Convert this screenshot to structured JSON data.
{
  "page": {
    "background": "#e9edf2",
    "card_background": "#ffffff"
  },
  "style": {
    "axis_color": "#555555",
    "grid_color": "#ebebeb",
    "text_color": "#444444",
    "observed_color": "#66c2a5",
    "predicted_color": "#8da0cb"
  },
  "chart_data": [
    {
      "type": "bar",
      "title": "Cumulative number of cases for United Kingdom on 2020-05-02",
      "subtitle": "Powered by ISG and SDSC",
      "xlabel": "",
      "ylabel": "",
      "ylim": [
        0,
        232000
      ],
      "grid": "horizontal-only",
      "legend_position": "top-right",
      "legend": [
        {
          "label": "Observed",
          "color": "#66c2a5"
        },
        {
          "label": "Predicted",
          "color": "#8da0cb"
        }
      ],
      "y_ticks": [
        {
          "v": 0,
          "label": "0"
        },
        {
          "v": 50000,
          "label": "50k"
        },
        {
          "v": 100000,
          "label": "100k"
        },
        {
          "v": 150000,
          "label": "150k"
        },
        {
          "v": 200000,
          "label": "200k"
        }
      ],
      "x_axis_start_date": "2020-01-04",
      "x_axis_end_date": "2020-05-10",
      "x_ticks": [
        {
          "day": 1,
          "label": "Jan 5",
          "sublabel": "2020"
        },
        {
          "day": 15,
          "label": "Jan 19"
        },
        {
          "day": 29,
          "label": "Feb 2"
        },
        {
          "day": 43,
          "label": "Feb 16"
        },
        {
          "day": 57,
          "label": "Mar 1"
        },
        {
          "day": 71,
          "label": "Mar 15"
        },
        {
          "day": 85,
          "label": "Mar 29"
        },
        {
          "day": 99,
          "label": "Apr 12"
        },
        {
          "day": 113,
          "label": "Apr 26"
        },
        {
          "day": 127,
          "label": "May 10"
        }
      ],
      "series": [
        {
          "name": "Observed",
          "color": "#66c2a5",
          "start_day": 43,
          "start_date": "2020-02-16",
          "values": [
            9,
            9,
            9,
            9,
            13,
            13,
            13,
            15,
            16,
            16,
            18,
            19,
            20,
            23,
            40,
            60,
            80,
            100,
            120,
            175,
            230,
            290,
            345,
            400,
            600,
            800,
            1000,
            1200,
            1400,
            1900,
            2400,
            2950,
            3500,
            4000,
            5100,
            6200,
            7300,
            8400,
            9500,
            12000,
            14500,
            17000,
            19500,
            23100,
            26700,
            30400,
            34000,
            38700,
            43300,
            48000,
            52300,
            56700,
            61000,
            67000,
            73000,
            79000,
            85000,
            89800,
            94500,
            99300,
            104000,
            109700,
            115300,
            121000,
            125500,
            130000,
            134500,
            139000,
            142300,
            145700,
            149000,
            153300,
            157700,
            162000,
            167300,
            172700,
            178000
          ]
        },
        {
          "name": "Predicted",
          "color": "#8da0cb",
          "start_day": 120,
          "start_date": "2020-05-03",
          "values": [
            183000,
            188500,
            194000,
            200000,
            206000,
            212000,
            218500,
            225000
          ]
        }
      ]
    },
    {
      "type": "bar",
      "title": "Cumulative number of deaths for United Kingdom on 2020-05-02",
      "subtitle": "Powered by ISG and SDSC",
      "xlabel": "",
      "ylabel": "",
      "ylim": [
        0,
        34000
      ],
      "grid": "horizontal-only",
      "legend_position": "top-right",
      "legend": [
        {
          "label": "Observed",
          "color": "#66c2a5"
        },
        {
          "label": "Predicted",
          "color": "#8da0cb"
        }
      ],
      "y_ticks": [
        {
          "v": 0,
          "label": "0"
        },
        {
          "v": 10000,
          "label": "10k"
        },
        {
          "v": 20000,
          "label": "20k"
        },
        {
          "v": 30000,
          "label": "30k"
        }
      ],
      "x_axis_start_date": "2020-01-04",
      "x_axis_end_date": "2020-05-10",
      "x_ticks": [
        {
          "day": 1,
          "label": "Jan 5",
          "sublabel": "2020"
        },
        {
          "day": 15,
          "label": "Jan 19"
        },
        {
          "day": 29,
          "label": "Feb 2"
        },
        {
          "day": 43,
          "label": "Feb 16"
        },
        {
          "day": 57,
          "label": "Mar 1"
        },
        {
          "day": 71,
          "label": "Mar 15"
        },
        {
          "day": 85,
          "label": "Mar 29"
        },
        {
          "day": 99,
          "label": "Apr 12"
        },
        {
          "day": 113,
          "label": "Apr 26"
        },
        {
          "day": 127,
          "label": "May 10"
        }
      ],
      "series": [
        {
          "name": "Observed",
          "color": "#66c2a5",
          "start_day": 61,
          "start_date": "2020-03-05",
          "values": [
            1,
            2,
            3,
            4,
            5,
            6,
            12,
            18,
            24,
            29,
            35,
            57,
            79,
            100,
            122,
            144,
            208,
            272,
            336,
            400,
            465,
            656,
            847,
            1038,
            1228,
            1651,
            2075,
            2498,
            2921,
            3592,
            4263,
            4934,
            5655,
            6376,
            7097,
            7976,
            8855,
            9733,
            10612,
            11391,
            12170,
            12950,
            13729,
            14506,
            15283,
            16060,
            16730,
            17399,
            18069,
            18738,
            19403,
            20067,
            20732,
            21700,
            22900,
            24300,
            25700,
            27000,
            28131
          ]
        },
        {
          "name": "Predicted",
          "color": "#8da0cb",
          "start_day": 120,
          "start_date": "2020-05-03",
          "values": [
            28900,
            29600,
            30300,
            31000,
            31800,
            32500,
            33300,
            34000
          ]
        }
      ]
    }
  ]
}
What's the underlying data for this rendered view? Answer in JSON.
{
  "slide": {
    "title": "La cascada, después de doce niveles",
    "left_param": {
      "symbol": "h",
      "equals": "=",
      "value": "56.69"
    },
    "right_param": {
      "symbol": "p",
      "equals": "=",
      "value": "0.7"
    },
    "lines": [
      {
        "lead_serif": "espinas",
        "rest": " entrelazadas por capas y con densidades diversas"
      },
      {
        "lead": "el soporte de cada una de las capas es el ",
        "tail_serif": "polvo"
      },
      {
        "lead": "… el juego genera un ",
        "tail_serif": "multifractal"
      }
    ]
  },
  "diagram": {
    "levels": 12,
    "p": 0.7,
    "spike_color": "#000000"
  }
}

═══

**Task**
Look above for the line that holds "What's the underlying", then copy it and each line after it exactly, through the last line of the data.

**Solution to this task**
What's the underlying data for this rendered view? Answer in JSON.
{
  "slide": {
    "title": "La cascada, después de doce niveles",
    "left_param": {
      "symbol": "h",
      "equals": "=",
      "value": "56.69"
    },
    "right_param": {
      "symbol": "p",
      "equals": "=",
      "value": "0.7"
    },
    "lines": [
      {
        "lead_serif": "espinas",
        "rest": " entrelazadas por capas y con densidades diversas"
      },
      {
        "lead": "el soporte de cada una de las capas es el ",
        "tail_serif": "polvo"
      },
      {
        "lead": "… el juego genera un ",
        "tail_serif": "multifractal"
      }
    ]
  },
  "diagram": {
    "levels": 12,
    "p": 0.7,
    "spike_color": "#000000"
  }
}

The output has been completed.